## ZU ERLEDIGENDE AUFGABEN
(a) Beantworte diese Fragen zum Artikel über den Bahnübergang:
(i) Wie viele Beinahe-Unfälle am unbeschrankten Übergang sind dem Ortsvorsteher bekannt?
(ii) Wie viele Pfeifsignale müssen Züge vor einem unbeschrankten Bahnübergang abgeben?
(iii) Welchen Anteil der Baukosten soll die Stadt nach dem Angebot der Ablachtalbahn übernehmen?
(b) Gib bitte aus dem Artikel über den Bahnübergang den Abschnitt wörtlich aus, der mit den Worten „Dass es am Bahnübergang“ einsetzt und mit „seien ihm bekannt.“ schließt.

## QUELLE
....
Dass es am Bahnübergang in der Berlingerstraße bisher noch nicht zu einem schweren Unfall gekommen ist, ist ein großes Glück. Zu diesem Schluss muss man kommen, wenn man die Schilderungen des Hindelwanger Ortsvorstehers Wolf-Dieter Karle (FWV)hört. Drei bis vier Beinahe-Unfälle, die sich an dem unbeschrankten Übergang in jüngerer Zeit ereignet hätten, seien ihm bekannt.
Doch das ist nicht das einzige Ärgernis, das mit dem Bahnübergang einhergeht. Denn an unbeschrankten Bahnübergänge gilt die Regelung, dass Züge, bevor sie diese in Langsamfahrt überqueren dürfen, zwei Pfeifsignale abgeben müssen, um den Autoverkehr zu warnen. Dadurch entsteht gerade an Sonn- und Feiertagen, an denen momentan sechs Personenzüge der Biberbahn auf der Strecke zwischen Stockach und Mengenverkehren, mitunter ein Pfeifkonzert, das den Anwohnern an den Nerven zehrt.
Eine Lösung ist in Sicht
Doch nun soll es eine Lösung geben, denn wie in der jüngsten Gemeinderatssitzung bekannt wurde, plant die Ablachtalbahn, den Bahnübergang an der Tuttlinger Straße, der momentan ebenfalls über keine technische Sicherung verfügt, mit einer Schrankenanlage auszustatten. „In diesem Zuge hat die Ablachtalbahn angeboten, den Bahnübergang Berlingerstraße ebenfalls zu beschranken“, erklärte Ordnungsamtsleiter Carsten Tilsner im Gemeinderat.
Würde man die beiden Bahnübergänge gleichzeitig ausbauen, ließen sich verschiedene Synergieeffekte nutzen. So könnte beispielsweise die Steuerung der beiden Anlagen gekoppelt werden. Dadurch seien erhebliche Einsparungen bei Planungs- und Baukosten möglich, so Tilsner.
Die Sache hat einen Haken
Der Haken an der Sache: Da der Bahnübergang Berlingerstraße für die Ablachtalbahn eigentlich weiter unten auf der Prioritätenliste steht, soll die Stadt die Hälfte der Baukosten übernehmen. „Laut dem Eisenbahnkreuzungsgesetz sind wir als Straßenbaulastträger allerdings sowieso verpflichtet, ein Drittel der Kosten zu tragen“, so Tilsner.
Aus Sicht der Stadtverwaltung sei es vor diesem Hintergrund attraktiv, das Angebot anzunehmen. Die Kosten in einem zukünftigen separaten Verfahren für die Berlingerstraße würden deutlich über den aktuell geschätzten 70.000 Euro liegen, heißt es in den Sitzungsunterlagen des Gemeinderats. Die Stadt müsste sich demnach mit 35.000 Euro an den Baukosten beteiligen. „Damit könnten wir kurzfristig umsetzbar den Bau einer Bahnschranke am Bahnübergang Berlingerstraße erreichen. Das würde die Verkehrssicherheit erhöhen und das lästige Pfeifen des Zugs beenden“, so Tilsner.
....
## DATEN
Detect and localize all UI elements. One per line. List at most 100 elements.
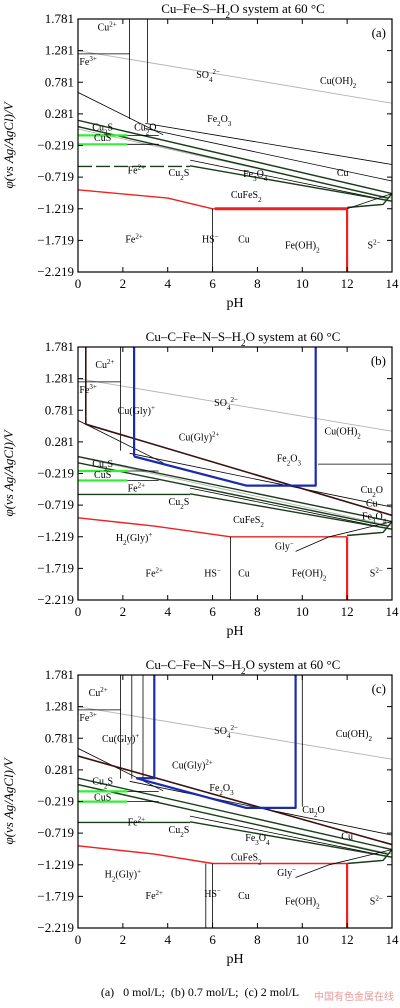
....
## ALS ANTWORT
(a)
(i) Drei bis vier.
(ii) Zwei.
(iii) Die Hälfte.

(b)
Dass es am Bahnübergang in der Berlingerstraße bisher noch nicht zu einem schweren Unfall gekommen ist, ist ein großes Glück. Zu diesem Schluss muss man kommen, wenn man die Schilderungen des Hindelwanger Ortsvorstehers Wolf-Dieter Karle (FWV)hört. Drei bis vier Beinahe-Unfälle, die sich an dem unbeschrankten Übergang in jüngerer Zeit ereignet hätten, seien ihm bekannt.